* [SET TASK]: Find all lines in the listing that include the word "companies", then copy them.

* [MATERIAL FOR THIS TASK]:

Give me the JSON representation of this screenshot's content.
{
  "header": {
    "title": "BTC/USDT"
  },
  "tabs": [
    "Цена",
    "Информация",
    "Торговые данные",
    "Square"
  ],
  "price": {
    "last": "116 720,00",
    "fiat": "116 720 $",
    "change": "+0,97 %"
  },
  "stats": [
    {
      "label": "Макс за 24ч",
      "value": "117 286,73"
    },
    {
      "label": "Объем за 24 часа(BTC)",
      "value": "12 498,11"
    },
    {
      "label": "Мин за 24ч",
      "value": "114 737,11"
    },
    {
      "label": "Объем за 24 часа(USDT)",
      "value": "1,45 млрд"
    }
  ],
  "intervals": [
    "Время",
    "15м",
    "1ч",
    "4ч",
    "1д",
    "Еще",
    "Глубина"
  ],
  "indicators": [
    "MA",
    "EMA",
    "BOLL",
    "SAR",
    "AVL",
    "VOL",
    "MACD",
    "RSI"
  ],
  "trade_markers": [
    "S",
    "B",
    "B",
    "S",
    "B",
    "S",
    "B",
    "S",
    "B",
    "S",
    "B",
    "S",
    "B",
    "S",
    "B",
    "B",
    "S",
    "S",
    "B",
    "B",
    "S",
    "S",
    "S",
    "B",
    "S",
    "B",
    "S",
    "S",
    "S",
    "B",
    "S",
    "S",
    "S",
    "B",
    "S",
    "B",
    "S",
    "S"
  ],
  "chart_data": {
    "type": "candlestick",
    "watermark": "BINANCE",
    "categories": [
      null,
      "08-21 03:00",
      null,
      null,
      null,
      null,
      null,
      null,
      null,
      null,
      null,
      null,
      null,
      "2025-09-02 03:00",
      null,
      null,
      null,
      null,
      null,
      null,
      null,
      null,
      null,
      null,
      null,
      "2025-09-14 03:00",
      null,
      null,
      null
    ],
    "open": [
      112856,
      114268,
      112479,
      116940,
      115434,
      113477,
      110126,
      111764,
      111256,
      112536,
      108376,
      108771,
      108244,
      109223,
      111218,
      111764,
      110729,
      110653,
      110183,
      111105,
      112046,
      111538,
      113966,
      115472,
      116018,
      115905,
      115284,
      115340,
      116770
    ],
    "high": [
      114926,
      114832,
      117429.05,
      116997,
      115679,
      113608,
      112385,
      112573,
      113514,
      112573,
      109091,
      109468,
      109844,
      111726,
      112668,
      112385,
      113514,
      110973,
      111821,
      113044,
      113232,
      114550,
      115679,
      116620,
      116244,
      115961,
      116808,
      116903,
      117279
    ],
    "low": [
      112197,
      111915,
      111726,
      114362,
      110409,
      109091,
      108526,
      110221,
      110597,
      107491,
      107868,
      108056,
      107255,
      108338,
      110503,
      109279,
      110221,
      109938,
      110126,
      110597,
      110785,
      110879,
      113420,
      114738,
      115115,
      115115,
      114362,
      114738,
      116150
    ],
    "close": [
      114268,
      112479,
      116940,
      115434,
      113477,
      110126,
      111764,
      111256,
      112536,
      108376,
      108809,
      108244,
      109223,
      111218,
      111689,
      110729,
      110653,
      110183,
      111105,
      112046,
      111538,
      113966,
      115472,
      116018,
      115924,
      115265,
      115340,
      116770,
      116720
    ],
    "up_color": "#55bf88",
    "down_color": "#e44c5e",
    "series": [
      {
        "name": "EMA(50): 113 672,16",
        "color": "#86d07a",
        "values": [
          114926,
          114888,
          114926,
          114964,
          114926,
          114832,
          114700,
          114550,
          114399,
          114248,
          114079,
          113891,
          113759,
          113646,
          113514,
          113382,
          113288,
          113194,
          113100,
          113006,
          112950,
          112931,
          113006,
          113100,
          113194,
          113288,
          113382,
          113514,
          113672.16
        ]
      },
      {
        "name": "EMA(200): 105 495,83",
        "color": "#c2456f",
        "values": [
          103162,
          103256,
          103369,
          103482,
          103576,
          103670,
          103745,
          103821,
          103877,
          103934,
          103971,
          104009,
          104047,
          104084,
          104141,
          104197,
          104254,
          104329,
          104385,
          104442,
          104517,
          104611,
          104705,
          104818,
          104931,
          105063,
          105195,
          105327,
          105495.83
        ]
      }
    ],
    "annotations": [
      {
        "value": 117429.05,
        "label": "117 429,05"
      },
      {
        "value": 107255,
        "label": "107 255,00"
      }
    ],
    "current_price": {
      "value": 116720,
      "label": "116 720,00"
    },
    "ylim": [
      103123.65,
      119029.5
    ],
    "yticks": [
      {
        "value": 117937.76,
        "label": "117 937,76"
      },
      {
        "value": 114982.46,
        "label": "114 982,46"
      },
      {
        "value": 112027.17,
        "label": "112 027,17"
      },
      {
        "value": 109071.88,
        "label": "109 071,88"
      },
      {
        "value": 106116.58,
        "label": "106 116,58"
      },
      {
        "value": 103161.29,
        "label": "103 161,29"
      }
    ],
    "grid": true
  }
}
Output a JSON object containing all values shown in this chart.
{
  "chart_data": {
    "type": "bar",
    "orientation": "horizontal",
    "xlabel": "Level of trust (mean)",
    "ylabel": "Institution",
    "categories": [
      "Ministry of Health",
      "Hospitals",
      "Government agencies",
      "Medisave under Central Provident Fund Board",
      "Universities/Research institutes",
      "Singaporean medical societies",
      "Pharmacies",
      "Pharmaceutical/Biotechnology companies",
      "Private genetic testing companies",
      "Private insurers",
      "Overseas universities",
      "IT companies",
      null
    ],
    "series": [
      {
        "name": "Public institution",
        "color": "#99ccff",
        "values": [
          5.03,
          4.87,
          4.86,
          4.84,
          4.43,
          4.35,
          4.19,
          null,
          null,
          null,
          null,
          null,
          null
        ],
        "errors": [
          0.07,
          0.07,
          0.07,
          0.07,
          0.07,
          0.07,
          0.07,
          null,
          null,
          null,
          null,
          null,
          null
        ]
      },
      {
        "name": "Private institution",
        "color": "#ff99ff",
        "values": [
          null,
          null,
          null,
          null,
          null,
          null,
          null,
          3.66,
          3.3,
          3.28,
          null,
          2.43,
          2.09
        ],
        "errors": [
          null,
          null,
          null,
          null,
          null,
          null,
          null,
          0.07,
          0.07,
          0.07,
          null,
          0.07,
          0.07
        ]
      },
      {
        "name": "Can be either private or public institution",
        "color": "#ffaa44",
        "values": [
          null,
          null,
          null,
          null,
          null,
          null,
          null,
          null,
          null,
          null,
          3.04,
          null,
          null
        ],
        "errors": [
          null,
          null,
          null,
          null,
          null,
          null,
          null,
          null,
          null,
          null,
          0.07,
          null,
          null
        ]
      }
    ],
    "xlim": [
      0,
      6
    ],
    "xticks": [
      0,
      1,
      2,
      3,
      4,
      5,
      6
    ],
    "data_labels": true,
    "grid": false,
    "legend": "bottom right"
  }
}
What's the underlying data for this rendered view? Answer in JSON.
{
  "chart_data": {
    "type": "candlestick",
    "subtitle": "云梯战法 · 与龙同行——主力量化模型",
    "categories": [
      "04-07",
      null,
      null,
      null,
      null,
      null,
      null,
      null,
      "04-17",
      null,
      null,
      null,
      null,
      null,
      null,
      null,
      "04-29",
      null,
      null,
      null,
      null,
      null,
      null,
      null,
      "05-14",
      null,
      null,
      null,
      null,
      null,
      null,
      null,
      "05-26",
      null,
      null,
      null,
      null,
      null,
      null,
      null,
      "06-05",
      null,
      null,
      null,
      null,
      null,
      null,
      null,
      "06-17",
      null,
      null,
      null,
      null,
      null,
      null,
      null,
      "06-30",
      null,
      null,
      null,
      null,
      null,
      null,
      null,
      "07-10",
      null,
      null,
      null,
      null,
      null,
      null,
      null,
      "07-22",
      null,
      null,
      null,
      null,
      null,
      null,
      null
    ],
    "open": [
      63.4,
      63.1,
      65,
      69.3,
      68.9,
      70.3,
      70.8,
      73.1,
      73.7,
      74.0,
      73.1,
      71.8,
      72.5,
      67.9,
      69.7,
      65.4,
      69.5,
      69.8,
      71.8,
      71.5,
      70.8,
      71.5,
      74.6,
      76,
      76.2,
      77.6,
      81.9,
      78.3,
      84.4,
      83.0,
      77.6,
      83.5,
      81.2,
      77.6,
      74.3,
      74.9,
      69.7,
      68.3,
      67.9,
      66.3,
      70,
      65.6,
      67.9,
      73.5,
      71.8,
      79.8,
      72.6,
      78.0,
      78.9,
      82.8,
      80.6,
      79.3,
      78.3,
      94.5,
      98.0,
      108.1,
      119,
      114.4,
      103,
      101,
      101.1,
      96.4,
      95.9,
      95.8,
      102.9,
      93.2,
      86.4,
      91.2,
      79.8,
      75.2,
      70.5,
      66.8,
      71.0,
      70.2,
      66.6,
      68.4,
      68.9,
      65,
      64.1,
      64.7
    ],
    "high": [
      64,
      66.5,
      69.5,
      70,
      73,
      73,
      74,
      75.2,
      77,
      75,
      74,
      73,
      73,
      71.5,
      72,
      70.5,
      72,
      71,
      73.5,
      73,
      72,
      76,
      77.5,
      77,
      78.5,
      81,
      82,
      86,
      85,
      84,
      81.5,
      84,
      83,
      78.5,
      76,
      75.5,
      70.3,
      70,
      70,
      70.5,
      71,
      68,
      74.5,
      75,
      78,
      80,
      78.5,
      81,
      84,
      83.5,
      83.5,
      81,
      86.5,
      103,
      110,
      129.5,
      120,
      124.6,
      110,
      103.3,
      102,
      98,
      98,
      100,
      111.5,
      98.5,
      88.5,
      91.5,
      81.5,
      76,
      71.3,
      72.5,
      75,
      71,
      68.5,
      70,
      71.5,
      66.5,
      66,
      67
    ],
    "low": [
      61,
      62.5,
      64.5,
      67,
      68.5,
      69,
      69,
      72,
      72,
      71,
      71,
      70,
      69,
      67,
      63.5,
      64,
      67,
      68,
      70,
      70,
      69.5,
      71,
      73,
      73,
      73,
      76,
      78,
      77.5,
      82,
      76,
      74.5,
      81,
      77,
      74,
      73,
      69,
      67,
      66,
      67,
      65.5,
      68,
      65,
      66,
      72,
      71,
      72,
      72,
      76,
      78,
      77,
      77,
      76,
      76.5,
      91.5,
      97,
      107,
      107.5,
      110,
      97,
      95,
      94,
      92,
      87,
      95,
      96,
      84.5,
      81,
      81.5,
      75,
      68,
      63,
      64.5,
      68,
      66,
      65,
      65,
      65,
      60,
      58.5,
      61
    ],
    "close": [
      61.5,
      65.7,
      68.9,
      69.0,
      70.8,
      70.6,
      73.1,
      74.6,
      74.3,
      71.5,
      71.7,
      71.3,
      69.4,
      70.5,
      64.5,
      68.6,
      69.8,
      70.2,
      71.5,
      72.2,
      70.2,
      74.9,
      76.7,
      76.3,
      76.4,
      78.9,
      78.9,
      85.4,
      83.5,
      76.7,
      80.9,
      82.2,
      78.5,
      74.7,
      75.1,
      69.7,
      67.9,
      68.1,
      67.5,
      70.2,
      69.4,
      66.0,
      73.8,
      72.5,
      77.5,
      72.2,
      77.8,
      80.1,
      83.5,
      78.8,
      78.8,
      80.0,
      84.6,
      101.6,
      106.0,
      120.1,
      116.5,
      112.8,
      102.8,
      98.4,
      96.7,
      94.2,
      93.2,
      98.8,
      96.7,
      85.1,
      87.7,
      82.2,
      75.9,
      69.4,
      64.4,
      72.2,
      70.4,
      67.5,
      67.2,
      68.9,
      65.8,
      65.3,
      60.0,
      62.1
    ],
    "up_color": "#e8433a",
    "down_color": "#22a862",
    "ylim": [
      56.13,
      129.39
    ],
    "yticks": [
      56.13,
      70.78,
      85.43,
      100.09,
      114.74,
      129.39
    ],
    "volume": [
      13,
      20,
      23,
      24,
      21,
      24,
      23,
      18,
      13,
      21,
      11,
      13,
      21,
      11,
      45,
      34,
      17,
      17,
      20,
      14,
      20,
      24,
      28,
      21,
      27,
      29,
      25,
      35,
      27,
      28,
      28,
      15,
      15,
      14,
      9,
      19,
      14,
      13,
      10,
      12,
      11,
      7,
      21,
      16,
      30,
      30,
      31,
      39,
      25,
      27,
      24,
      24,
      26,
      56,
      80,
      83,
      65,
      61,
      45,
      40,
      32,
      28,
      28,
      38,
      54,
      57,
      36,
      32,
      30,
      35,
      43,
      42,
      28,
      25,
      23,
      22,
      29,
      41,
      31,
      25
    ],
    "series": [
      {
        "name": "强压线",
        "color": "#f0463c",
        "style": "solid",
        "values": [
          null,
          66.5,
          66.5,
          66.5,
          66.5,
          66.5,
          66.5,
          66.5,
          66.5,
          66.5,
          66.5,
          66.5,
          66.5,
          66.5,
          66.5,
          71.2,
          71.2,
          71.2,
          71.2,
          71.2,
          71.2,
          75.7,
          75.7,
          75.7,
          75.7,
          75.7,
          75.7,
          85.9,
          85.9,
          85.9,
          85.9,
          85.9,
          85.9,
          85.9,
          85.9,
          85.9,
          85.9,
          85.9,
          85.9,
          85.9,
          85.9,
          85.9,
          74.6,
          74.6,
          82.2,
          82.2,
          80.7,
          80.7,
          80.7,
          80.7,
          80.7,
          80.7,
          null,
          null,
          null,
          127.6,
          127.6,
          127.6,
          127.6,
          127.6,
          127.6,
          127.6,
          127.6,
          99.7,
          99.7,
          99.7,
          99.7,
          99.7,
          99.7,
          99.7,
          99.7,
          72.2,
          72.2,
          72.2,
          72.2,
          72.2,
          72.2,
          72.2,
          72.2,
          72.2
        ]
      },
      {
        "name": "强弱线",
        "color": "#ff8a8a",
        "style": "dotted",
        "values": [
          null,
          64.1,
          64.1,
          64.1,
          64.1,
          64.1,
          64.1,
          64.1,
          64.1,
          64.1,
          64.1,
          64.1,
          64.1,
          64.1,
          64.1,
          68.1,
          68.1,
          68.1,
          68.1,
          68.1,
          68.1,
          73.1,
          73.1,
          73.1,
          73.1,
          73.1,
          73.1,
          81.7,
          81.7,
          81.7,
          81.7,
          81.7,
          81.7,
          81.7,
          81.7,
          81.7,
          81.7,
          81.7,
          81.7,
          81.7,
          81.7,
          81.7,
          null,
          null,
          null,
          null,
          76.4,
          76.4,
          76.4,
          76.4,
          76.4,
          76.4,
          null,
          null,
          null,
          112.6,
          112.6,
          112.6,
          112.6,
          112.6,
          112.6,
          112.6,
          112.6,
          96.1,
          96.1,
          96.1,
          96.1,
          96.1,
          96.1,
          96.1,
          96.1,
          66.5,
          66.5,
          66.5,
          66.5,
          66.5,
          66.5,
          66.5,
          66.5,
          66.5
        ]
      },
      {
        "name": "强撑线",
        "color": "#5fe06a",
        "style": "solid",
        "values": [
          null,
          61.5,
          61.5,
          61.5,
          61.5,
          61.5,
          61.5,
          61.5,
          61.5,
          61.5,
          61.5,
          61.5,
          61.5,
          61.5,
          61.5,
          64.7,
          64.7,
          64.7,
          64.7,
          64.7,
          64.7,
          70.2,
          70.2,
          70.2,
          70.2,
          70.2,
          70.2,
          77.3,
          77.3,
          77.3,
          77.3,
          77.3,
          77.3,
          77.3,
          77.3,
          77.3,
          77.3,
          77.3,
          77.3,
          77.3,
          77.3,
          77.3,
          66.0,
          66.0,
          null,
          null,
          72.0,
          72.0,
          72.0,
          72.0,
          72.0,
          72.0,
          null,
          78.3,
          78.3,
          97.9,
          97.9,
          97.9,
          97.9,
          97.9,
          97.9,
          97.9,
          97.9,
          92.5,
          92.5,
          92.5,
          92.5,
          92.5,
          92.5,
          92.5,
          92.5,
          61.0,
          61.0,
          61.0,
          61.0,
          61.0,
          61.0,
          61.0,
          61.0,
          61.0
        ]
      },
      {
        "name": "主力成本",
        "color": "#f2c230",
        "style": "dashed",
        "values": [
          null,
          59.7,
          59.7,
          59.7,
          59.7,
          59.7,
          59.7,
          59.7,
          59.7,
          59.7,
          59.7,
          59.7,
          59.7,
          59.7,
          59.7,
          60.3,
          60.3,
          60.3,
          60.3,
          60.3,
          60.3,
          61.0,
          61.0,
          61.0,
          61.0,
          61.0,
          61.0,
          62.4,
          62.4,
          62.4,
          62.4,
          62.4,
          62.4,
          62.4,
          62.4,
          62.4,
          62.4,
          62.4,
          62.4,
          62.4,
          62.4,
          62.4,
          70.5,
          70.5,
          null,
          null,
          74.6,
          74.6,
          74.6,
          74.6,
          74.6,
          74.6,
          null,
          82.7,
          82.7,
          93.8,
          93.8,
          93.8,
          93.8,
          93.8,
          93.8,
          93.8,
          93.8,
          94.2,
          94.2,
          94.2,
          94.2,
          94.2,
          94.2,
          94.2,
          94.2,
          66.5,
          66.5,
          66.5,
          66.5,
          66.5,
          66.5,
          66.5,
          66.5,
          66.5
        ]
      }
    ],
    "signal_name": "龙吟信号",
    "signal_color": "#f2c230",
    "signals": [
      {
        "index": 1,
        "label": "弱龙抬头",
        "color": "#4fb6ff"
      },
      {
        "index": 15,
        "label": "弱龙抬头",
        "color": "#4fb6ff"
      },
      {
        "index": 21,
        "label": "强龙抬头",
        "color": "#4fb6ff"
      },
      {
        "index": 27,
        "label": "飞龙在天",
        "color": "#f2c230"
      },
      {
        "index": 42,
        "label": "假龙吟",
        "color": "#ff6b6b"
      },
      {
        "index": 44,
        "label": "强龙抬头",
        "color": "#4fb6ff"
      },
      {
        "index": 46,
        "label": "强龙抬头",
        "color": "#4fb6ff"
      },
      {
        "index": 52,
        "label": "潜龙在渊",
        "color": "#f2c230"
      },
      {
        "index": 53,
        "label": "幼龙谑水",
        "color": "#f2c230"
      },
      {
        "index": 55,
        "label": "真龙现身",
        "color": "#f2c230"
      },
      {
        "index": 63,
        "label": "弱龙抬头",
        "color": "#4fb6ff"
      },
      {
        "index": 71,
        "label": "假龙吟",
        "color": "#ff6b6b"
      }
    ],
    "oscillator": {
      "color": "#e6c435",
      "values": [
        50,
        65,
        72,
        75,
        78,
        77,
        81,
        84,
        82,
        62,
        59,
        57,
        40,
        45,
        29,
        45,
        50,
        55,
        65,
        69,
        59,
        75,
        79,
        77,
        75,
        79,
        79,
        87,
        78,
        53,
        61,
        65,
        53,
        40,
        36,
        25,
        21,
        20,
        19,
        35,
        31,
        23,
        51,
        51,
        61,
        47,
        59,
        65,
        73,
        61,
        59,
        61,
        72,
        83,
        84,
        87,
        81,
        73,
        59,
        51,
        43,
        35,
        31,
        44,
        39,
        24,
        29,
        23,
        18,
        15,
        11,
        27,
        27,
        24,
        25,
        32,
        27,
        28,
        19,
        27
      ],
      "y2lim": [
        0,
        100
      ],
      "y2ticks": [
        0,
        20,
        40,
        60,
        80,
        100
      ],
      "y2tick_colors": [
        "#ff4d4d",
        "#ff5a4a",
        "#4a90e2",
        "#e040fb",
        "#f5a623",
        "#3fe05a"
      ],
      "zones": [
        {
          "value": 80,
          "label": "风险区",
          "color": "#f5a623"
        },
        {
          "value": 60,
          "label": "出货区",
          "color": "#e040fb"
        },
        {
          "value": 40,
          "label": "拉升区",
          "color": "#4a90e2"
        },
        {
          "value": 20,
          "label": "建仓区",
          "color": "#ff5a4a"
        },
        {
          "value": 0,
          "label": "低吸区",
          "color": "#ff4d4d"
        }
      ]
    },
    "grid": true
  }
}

* [EXERCISE RESPONSE]:
      "Pharmaceutical/Biotechnology companies",
      "Private genetic testing companies",
      "IT companies",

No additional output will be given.